A block of data:
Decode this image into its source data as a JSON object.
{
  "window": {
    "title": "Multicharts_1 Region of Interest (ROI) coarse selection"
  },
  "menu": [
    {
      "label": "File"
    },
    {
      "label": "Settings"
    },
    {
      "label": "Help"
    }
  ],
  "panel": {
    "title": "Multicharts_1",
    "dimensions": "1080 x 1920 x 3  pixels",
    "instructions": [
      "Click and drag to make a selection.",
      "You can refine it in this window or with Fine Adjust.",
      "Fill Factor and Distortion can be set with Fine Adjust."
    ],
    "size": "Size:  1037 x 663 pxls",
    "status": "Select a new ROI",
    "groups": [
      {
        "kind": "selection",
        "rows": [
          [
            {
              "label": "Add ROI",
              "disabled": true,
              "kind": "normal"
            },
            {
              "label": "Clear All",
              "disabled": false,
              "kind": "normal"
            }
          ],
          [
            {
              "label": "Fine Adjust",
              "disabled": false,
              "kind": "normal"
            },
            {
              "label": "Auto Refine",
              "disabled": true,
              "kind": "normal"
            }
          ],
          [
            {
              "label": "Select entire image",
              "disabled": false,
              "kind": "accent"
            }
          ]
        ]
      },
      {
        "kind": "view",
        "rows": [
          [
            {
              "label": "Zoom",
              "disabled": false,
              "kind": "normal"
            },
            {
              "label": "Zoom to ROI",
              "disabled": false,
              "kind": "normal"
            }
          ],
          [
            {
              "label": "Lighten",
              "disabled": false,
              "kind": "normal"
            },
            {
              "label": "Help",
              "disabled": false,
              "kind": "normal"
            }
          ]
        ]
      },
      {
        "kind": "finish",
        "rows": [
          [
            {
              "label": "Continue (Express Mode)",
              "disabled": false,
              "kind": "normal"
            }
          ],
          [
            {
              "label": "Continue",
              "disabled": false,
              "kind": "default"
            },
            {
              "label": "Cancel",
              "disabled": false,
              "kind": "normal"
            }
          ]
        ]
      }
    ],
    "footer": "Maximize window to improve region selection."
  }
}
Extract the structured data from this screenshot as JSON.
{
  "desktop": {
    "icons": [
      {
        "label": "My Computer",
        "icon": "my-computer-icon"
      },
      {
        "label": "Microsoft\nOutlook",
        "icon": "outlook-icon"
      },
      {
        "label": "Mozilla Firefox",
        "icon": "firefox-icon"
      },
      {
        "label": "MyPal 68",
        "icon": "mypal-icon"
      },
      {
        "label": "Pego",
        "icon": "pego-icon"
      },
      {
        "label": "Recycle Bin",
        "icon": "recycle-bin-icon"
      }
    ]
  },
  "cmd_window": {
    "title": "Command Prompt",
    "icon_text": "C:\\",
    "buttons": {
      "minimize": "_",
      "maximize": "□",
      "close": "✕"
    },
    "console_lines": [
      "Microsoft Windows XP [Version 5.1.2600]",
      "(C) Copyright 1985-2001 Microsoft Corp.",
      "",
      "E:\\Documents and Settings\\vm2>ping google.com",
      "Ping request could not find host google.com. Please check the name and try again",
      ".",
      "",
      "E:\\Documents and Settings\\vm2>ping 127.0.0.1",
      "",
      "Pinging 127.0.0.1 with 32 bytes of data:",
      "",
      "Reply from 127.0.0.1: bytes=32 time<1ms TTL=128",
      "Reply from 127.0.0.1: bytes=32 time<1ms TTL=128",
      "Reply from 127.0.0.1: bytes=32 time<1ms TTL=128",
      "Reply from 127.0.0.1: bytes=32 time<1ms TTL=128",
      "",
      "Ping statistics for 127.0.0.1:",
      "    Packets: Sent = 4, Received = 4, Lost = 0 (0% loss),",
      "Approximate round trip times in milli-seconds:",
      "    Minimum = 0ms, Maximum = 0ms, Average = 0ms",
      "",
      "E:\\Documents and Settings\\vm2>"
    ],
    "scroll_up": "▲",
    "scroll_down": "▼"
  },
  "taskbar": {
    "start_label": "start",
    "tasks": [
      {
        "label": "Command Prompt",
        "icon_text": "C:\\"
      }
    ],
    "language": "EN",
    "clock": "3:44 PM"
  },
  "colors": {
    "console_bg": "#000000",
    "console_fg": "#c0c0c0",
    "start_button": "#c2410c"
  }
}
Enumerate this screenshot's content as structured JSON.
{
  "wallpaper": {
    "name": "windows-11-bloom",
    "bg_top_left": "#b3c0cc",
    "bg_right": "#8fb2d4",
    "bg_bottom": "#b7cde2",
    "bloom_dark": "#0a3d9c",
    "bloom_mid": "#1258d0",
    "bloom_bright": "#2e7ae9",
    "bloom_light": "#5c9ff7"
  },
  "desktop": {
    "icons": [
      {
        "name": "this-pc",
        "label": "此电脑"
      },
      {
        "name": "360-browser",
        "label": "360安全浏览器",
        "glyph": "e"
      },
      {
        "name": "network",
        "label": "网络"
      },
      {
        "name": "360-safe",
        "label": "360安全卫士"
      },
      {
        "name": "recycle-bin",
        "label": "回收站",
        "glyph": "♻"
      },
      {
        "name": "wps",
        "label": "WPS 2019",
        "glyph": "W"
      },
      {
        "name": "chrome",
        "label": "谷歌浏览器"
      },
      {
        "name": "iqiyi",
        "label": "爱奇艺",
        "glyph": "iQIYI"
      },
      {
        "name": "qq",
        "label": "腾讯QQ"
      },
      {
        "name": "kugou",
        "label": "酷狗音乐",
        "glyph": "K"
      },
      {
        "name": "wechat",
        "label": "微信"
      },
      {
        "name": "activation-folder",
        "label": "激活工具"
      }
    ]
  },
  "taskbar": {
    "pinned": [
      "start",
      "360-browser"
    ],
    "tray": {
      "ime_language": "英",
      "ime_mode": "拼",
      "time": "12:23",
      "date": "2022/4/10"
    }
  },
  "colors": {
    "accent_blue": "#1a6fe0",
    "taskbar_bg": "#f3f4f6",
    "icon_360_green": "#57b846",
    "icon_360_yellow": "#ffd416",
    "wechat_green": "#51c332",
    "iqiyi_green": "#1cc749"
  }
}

=== What you should do ===
Transcribe the data. Leave every line exactly as it is.

=== Problem solution ===
Decode this image into its source data as a JSON object.
{
  "window": {
    "title": "Multicharts_1 Region of Interest (ROI) coarse selection"
  },
  "menu": [
    {
      "label": "File"
    },
    {
      "label": "Settings"
    },
    {
      "label": "Help"
    }
  ],
  "panel": {
    "title": "Multicharts_1",
    "dimensions": "1080 x 1920 x 3  pixels",
    "instructions": [
      "Click and drag to make a selection.",
      "You can refine it in this window or with Fine Adjust.",
      "Fill Factor and Distortion can be set with Fine Adjust."
    ],
    "size": "Size:  1037 x 663 pxls",
    "status": "Select a new ROI",
    "groups": [
      {
        "kind": "selection",
        "rows": [
          [
            {
              "label": "Add ROI",
              "disabled": true,
              "kind": "normal"
            },
            {
              "label": "Clear All",
              "disabled": false,
              "kind": "normal"
            }
          ],
          [
            {
              "label": "Fine Adjust",
              "disabled": false,
              "kind": "normal"
            },
            {
              "label": "Auto Refine",
              "disabled": true,
              "kind": "normal"
            }
          ],
          [
            {
              "label": "Select entire image",
              "disabled": false,
              "kind": "accent"
            }
          ]
        ]
      },
      {
        "kind": "view",
        "rows": [
          [
            {
              "label": "Zoom",
              "disabled": false,
              "kind": "normal"
            },
            {
              "label": "Zoom to ROI",
              "disabled": false,
              "kind": "normal"
            }
          ],
          [
            {
              "label": "Lighten",
              "disabled": false,
              "kind": "normal"
            },
            {
              "label": "Help",
              "disabled": false,
              "kind": "normal"
            }
          ]
        ]
      },
      {
        "kind": "finish",
        "rows": [
          [
            {
              "label": "Continue (Express Mode)",
              "disabled": false,
              "kind": "normal"
            }
          ],
          [
            {
              "label": "Continue",
              "disabled": false,
              "kind": "default"
            },
            {
              "label": "Cancel",
              "disabled": false,
              "kind": "normal"
            }
          ]
        ]
      }
    ],
    "footer": "Maximize window to improve region selection."
  }
}
Extract the structured data from this screenshot as JSON.
{
  "desktop": {
    "icons": [
      {
        "label": "My Computer",
        "icon": "my-computer-icon"
      },
      {
        "label": "Microsoft\nOutlook",
        "icon": "outlook-icon"
      },
      {
        "label": "Mozilla Firefox",
        "icon": "firefox-icon"
      },
      {
        "label": "MyPal 68",
        "icon": "mypal-icon"
      },
      {
        "label": "Pego",
        "icon": "pego-icon"
      },
      {
        "label": "Recycle Bin",
        "icon": "recycle-bin-icon"
      }
    ]
  },
  "cmd_window": {
    "title": "Command Prompt",
    "icon_text": "C:\\",
    "buttons": {
      "minimize": "_",
      "maximize": "□",
      "close": "✕"
    },
    "console_lines": [
      "Microsoft Windows XP [Version 5.1.2600]",
      "(C) Copyright 1985-2001 Microsoft Corp.",
      "",
      "E:\\Documents and Settings\\vm2>ping google.com",
      "Ping request could not find host google.com. Please check the name and try again",
      ".",
      "",
      "E:\\Documents and Settings\\vm2>ping 127.0.0.1",
      "",
      "Pinging 127.0.0.1 with 32 bytes of data:",
      "",
      "Reply from 127.0.0.1: bytes=32 time<1ms TTL=128",
      "Reply from 127.0.0.1: bytes=32 time<1ms TTL=128",
      "Reply from 127.0.0.1: bytes=32 time<1ms TTL=128",
      "Reply from 127.0.0.1: bytes=32 time<1ms TTL=128",
      "",
      "Ping statistics for 127.0.0.1:",
      "    Packets: Sent = 4, Received = 4, Lost = 0 (0% loss),",
      "Approximate round trip times in milli-seconds:",
      "    Minimum = 0ms, Maximum = 0ms, Average = 0ms",
      "",
      "E:\\Documents and Settings\\vm2>"
    ],
    "scroll_up": "▲",
    "scroll_down": "▼"
  },
  "taskbar": {
    "start_label": "start",
    "tasks": [
      {
        "label": "Command Prompt",
        "icon_text": "C:\\"
      }
    ],
    "language": "EN",
    "clock": "3:44 PM"
  },
  "colors": {
    "console_bg": "#000000",
    "console_fg": "#c0c0c0",
    "start_button": "#c2410c"
  }
}
Enumerate this screenshot's content as structured JSON.
{
  "wallpaper": {
    "name": "windows-11-bloom",
    "bg_top_left": "#b3c0cc",
    "bg_right": "#8fb2d4",
    "bg_bottom": "#b7cde2",
    "bloom_dark": "#0a3d9c",
    "bloom_mid": "#1258d0",
    "bloom_bright": "#2e7ae9",
    "bloom_light": "#5c9ff7"
  },
  "desktop": {
    "icons": [
      {
        "name": "this-pc",
        "label": "此电脑"
      },
      {
        "name": "360-browser",
        "label": "360安全浏览器",
        "glyph": "e"
      },
      {
        "name": "network",
        "label": "网络"
      },
      {
        "name": "360-safe",
        "label": "360安全卫士"
      },
      {
        "name": "recycle-bin",
        "label": "回收站",
        "glyph": "♻"
      },
      {
        "name": "wps",
        "label": "WPS 2019",
        "glyph": "W"
      },
      {
        "name": "chrome",
        "label": "谷歌浏览器"
      },
      {
        "name": "iqiyi",
        "label": "爱奇艺",
        "glyph": "iQIYI"
      },
      {
        "name": "qq",
        "label": "腾讯QQ"
      },
      {
        "name": "kugou",
        "label": "酷狗音乐",
        "glyph": "K"
      },
      {
        "name": "wechat",
        "label": "微信"
      },
      {
        "name": "activation-folder",
        "label": "激活工具"
      }
    ]
  },
  "taskbar": {
    "pinned": [
      "start",
      "360-browser"
    ],
    "tray": {
      "ime_language": "英",
      "ime_mode": "拼",
      "time": "12:23",
      "date": "2022/4/10"
    }
  },
  "colors": {
    "accent_blue": "#1a6fe0",
    "taskbar_bg": "#f3f4f6",
    "icon_360_green": "#57b846",
    "icon_360_yellow": "#ffd416",
    "wechat_green": "#51c332",
    "iqiyi_green": "#1cc749"
  }
}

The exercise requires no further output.